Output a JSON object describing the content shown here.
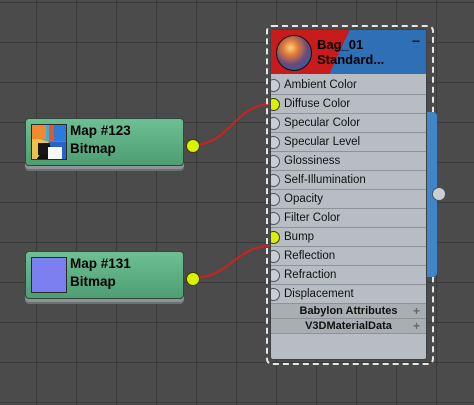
{
  "map_nodes": [
    {
      "title": "Map #123",
      "subtitle": "Bitmap",
      "thumbnail": "bitmap-texture-thumbnail"
    },
    {
      "title": "Map #131",
      "subtitle": "Bitmap",
      "thumbnail": "solid-periwinkle-swatch",
      "thumb_color": "#7b7ff0"
    }
  ],
  "material_node": {
    "title": "Bag_01",
    "subtitle": "Standard...",
    "collapse_label": "−",
    "slots": [
      "Ambient Color",
      "Diffuse Color",
      "Specular Color",
      "Specular Level",
      "Glossiness",
      "Self-Illumination",
      "Opacity",
      "Filter Color",
      "Bump",
      "Reflection",
      "Refraction",
      "Displacement"
    ],
    "rollouts": [
      {
        "label": "Babylon Attributes",
        "icon": "+"
      },
      {
        "label": "V3DMaterialData",
        "icon": "+"
      }
    ]
  },
  "connections": [
    {
      "from": "Map #123",
      "to": "Diffuse Color"
    },
    {
      "from": "Map #131",
      "to": "Bump"
    }
  ],
  "colors": {
    "map_node": "#5fae85",
    "material_header_blue": "#2f6fb5",
    "material_header_red": "#c81c1c",
    "wire": "#d02020",
    "port_active": "#d8f200"
  }
}
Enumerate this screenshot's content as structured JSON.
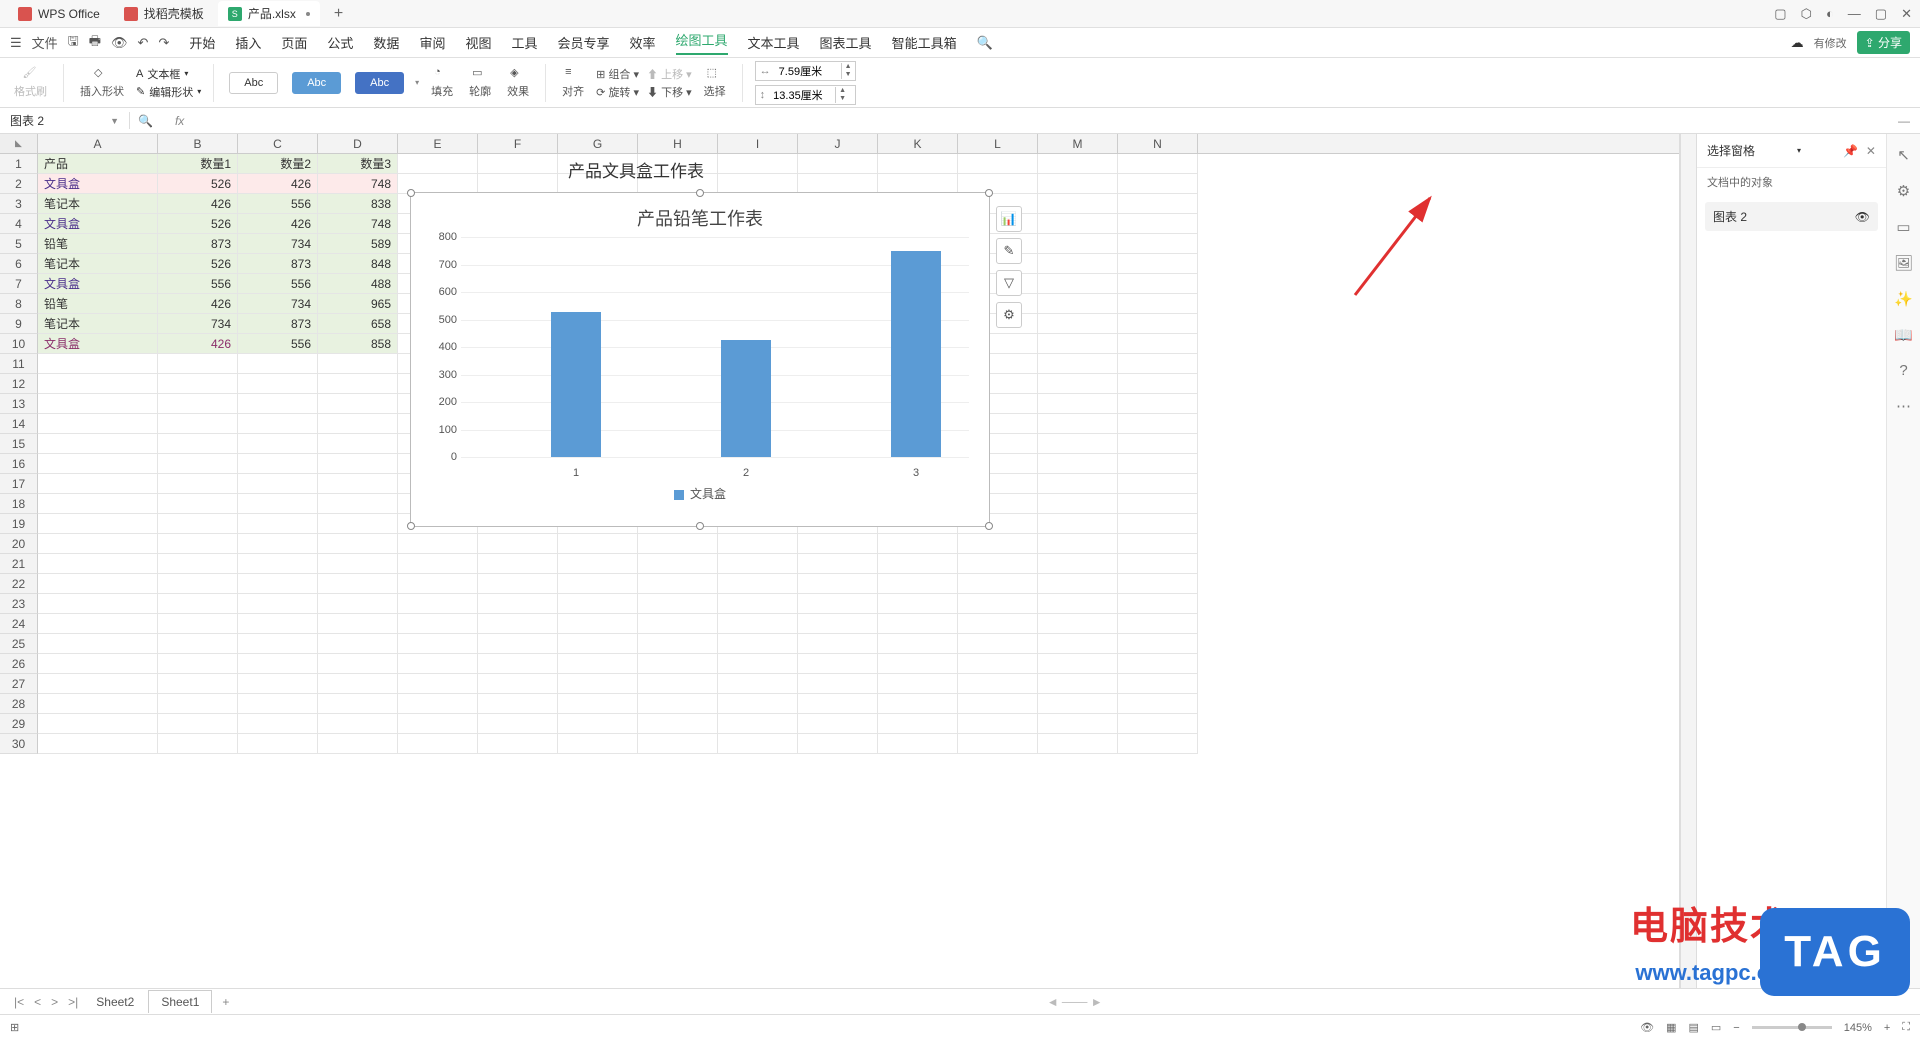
{
  "titlebar": {
    "app_name": "WPS Office",
    "template_tab": "找稻壳模板",
    "doc_tab": "产品.xlsx",
    "doc_badge": "S",
    "plus": "+"
  },
  "menus": {
    "file": "文件",
    "items": [
      "开始",
      "插入",
      "页面",
      "公式",
      "数据",
      "审阅",
      "视图",
      "工具",
      "会员专享",
      "效率",
      "绘图工具",
      "文本工具",
      "图表工具",
      "智能工具箱"
    ],
    "active": "绘图工具",
    "modified": "有修改",
    "share": "分享"
  },
  "ribbon": {
    "format_painter": "格式刷",
    "insert_shape": "插入形状",
    "text_box": "文本框",
    "edit_shape": "编辑形状",
    "abc": "Abc",
    "fill": "填充",
    "outline": "轮廓",
    "effects": "效果",
    "align": "对齐",
    "group": "组合",
    "rotate": "旋转",
    "move_up": "上移",
    "move_down": "下移",
    "select": "选择",
    "width_label": "7.59厘米",
    "height_label": "13.35厘米"
  },
  "namebox": "图表 2",
  "fx_label": "fx",
  "columns": [
    "A",
    "B",
    "C",
    "D",
    "E",
    "F",
    "G",
    "H",
    "I",
    "J",
    "K",
    "L",
    "M",
    "N"
  ],
  "headers": {
    "A": "产品",
    "B": "数量1",
    "C": "数量2",
    "D": "数量3"
  },
  "table": [
    {
      "A": "文具盒",
      "B": 526,
      "C": 426,
      "D": 748
    },
    {
      "A": "笔记本",
      "B": 426,
      "C": 556,
      "D": 838
    },
    {
      "A": "文具盒",
      "B": 526,
      "C": 426,
      "D": 748
    },
    {
      "A": "铅笔",
      "B": 873,
      "C": 734,
      "D": 589
    },
    {
      "A": "笔记本",
      "B": 526,
      "C": 873,
      "D": 848
    },
    {
      "A": "文具盒",
      "B": 556,
      "C": 556,
      "D": 488
    },
    {
      "A": "铅笔",
      "B": 426,
      "C": 734,
      "D": 965
    },
    {
      "A": "笔记本",
      "B": 734,
      "C": 873,
      "D": 658
    },
    {
      "A": "文具盒",
      "B": 426,
      "C": 556,
      "D": 858
    }
  ],
  "chart1_title": "产品文具盒工作表",
  "chart_data": {
    "type": "bar",
    "title": "产品铅笔工作表",
    "categories": [
      "1",
      "2",
      "3"
    ],
    "values": [
      526,
      426,
      748
    ],
    "series_name": "文具盒",
    "ylim": [
      0,
      800
    ],
    "yticks": [
      0,
      100,
      200,
      300,
      400,
      500,
      600,
      700,
      800
    ],
    "xlabel": "",
    "ylabel": ""
  },
  "selection_pane": {
    "title": "选择窗格",
    "subtitle": "文档中的对象",
    "item": "图表 2"
  },
  "sheets": {
    "s1": "Sheet2",
    "s2": "Sheet1"
  },
  "status": {
    "zoom": "145%"
  },
  "watermark": {
    "txt1": "电脑技术网",
    "txt2": "www.tagpc.com",
    "tag": "TAG"
  }
}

## Problem description
Leave the pictures out and write out every entry exactly as given.

## Solution to the problem
Output a JSON object describing the content shown here.
{
  "map_nodes": [
    {
      "title": "Map #123",
      "subtitle": "Bitmap",
      "thumbnail": "bitmap-texture-thumbnail"
    },
    {
      "title": "Map #131",
      "subtitle": "Bitmap",
      "thumbnail": "solid-periwinkle-swatch",
      "thumb_color": "#7b7ff0"
    }
  ],
  "material_node": {
    "title": "Bag_01",
    "subtitle": "Standard...",
    "collapse_label": "−",
    "slots": [
      "Ambient Color",
      "Diffuse Color",
      "Specular Color",
      "Specular Level",
      "Glossiness",
      "Self-Illumination",
      "Opacity",
      "Filter Color",
      "Bump",
      "Reflection",
      "Refraction",
      "Displacement"
    ],
    "rollouts": [
      {
        "label": "Babylon Attributes",
        "icon": "+"
      },
      {
        "label": "V3DMaterialData",
        "icon": "+"
      }
    ]
  },
  "connections": [
    {
      "from": "Map #123",
      "to": "Diffuse Color"
    },
    {
      "from": "Map #131",
      "to": "Bump"
    }
  ],
  "colors": {
    "map_node": "#5fae85",
    "material_header_blue": "#2f6fb5",
    "material_header_red": "#c81c1c",
    "wire": "#d02020",
    "port_active": "#d8f200"
  }
}
Enumerate this screenshot's content as structured JSON.
{
  "titlebar": {
    "app_name": "WPS Office",
    "template_tab": "找稻壳模板",
    "doc_tab": "产品.xlsx",
    "doc_badge": "S",
    "plus": "+"
  },
  "menus": {
    "file": "文件",
    "items": [
      "开始",
      "插入",
      "页面",
      "公式",
      "数据",
      "审阅",
      "视图",
      "工具",
      "会员专享",
      "效率",
      "绘图工具",
      "文本工具",
      "图表工具",
      "智能工具箱"
    ],
    "active": "绘图工具",
    "modified": "有修改",
    "share": "分享"
  },
  "ribbon": {
    "format_painter": "格式刷",
    "insert_shape": "插入形状",
    "text_box": "文本框",
    "edit_shape": "编辑形状",
    "abc": "Abc",
    "fill": "填充",
    "outline": "轮廓",
    "effects": "效果",
    "align": "对齐",
    "group": "组合",
    "rotate": "旋转",
    "move_up": "上移",
    "move_down": "下移",
    "select": "选择",
    "width_label": "7.59厘米",
    "height_label": "13.35厘米"
  },
  "namebox": "图表 2",
  "fx_label": "fx",
  "columns": [
    "A",
    "B",
    "C",
    "D",
    "E",
    "F",
    "G",
    "H",
    "I",
    "J",
    "K",
    "L",
    "M",
    "N"
  ],
  "headers": {
    "A": "产品",
    "B": "数量1",
    "C": "数量2",
    "D": "数量3"
  },
  "table": [
    {
      "A": "文具盒",
      "B": 526,
      "C": 426,
      "D": 748
    },
    {
      "A": "笔记本",
      "B": 426,
      "C": 556,
      "D": 838
    },
    {
      "A": "文具盒",
      "B": 526,
      "C": 426,
      "D": 748
    },
    {
      "A": "铅笔",
      "B": 873,
      "C": 734,
      "D": 589
    },
    {
      "A": "笔记本",
      "B": 526,
      "C": 873,
      "D": 848
    },
    {
      "A": "文具盒",
      "B": 556,
      "C": 556,
      "D": 488
    },
    {
      "A": "铅笔",
      "B": 426,
      "C": 734,
      "D": 965
    },
    {
      "A": "笔记本",
      "B": 734,
      "C": 873,
      "D": 658
    },
    {
      "A": "文具盒",
      "B": 426,
      "C": 556,
      "D": 858
    }
  ],
  "chart1_title": "产品文具盒工作表",
  "chart_data": {
    "type": "bar",
    "title": "产品铅笔工作表",
    "categories": [
      "1",
      "2",
      "3"
    ],
    "values": [
      526,
      426,
      748
    ],
    "series_name": "文具盒",
    "ylim": [
      0,
      800
    ],
    "yticks": [
      0,
      100,
      200,
      300,
      400,
      500,
      600,
      700,
      800
    ],
    "xlabel": "",
    "ylabel": ""
  },
  "selection_pane": {
    "title": "选择窗格",
    "subtitle": "文档中的对象",
    "item": "图表 2"
  },
  "sheets": {
    "s1": "Sheet2",
    "s2": "Sheet1"
  },
  "status": {
    "zoom": "145%"
  },
  "watermark": {
    "txt1": "电脑技术网",
    "txt2": "www.tagpc.com",
    "tag": "TAG"
  }
}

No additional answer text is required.